_TASK INPUTS:_

^^^^^^^^

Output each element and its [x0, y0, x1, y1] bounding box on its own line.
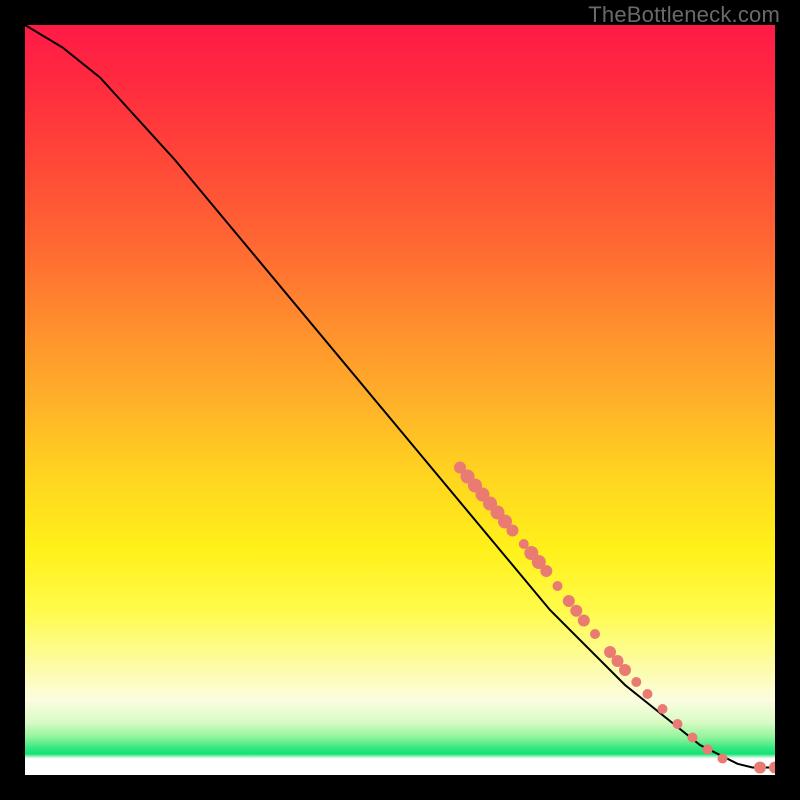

^^^^^^^^

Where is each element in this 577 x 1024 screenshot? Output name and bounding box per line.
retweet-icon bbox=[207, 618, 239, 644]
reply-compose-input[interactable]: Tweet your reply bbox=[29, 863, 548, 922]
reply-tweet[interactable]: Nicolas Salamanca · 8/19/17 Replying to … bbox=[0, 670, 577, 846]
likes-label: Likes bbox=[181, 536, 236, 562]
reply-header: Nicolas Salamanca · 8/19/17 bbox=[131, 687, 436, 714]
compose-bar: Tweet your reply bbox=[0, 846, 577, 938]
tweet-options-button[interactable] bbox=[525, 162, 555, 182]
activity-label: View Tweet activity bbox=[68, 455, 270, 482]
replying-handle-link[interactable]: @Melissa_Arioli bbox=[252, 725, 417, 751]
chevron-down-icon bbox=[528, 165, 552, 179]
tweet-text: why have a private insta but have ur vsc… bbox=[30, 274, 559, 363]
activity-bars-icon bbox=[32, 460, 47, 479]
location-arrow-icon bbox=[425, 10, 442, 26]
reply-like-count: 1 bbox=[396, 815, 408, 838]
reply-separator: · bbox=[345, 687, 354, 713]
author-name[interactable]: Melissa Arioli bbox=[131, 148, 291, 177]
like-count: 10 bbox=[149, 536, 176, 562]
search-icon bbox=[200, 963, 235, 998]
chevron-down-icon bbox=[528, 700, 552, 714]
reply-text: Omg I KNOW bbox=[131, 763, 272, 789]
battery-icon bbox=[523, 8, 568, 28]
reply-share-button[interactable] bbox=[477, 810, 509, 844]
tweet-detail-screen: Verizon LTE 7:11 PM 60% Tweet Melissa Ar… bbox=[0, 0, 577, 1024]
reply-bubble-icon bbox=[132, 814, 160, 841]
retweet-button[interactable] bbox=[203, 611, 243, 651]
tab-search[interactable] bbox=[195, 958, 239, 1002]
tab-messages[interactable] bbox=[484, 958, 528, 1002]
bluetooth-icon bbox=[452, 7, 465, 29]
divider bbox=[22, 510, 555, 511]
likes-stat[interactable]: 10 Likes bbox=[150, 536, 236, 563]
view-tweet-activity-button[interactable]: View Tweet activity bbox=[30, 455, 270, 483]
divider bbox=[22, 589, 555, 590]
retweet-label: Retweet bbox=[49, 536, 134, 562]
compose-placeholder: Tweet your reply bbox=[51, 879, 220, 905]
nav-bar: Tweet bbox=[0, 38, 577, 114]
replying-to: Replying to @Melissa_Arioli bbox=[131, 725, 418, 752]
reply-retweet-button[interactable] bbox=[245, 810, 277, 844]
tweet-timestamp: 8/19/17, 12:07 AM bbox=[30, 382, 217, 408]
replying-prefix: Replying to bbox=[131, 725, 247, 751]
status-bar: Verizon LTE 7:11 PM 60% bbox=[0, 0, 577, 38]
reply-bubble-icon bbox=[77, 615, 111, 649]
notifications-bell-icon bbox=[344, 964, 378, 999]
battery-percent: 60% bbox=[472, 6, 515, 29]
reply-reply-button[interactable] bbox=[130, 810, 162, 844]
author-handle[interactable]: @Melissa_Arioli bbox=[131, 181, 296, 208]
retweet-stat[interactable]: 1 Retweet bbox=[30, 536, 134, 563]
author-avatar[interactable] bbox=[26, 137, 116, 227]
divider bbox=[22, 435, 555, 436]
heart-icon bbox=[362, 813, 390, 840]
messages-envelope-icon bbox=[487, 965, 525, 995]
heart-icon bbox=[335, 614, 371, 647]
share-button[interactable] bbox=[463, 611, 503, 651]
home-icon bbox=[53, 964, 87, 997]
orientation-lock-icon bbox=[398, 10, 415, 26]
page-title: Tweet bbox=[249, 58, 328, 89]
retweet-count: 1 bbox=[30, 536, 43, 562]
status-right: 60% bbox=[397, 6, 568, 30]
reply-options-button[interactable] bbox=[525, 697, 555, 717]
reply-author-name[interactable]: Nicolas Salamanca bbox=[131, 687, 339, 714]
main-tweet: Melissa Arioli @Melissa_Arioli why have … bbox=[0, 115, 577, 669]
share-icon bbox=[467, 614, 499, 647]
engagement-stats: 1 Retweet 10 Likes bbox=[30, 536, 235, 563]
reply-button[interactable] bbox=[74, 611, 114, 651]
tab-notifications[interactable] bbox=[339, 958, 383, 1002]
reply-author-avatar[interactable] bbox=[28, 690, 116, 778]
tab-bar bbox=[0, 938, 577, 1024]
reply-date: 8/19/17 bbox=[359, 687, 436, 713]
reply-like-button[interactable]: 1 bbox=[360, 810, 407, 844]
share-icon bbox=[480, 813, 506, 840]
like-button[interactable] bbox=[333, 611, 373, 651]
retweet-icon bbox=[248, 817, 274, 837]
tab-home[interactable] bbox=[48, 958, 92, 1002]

^^^^^^^^

Copy the material from the line with "Where is each" to the line with "tweet-text: why have", swapping "chevron-down-icon" for "dropdown-arrow-icon" and leaving everything else as it is.

Where is each element in this 577 x 1024 screenshot? Output name and bounding box per line.
retweet-icon bbox=[207, 618, 239, 644]
reply-compose-input[interactable]: Tweet your reply bbox=[29, 863, 548, 922]
reply-tweet[interactable]: Nicolas Salamanca · 8/19/17 Replying to … bbox=[0, 670, 577, 846]
likes-label: Likes bbox=[181, 536, 236, 562]
reply-header: Nicolas Salamanca · 8/19/17 bbox=[131, 687, 436, 714]
compose-bar: Tweet your reply bbox=[0, 846, 577, 938]
tweet-options-button[interactable] bbox=[525, 162, 555, 182]
activity-label: View Tweet activity bbox=[68, 455, 270, 482]
replying-handle-link[interactable]: @Melissa_Arioli bbox=[252, 725, 417, 751]
dropdown-arrow-icon bbox=[528, 165, 552, 179]
tweet-text: why have a private insta but have ur vsc… bbox=[30, 274, 559, 363]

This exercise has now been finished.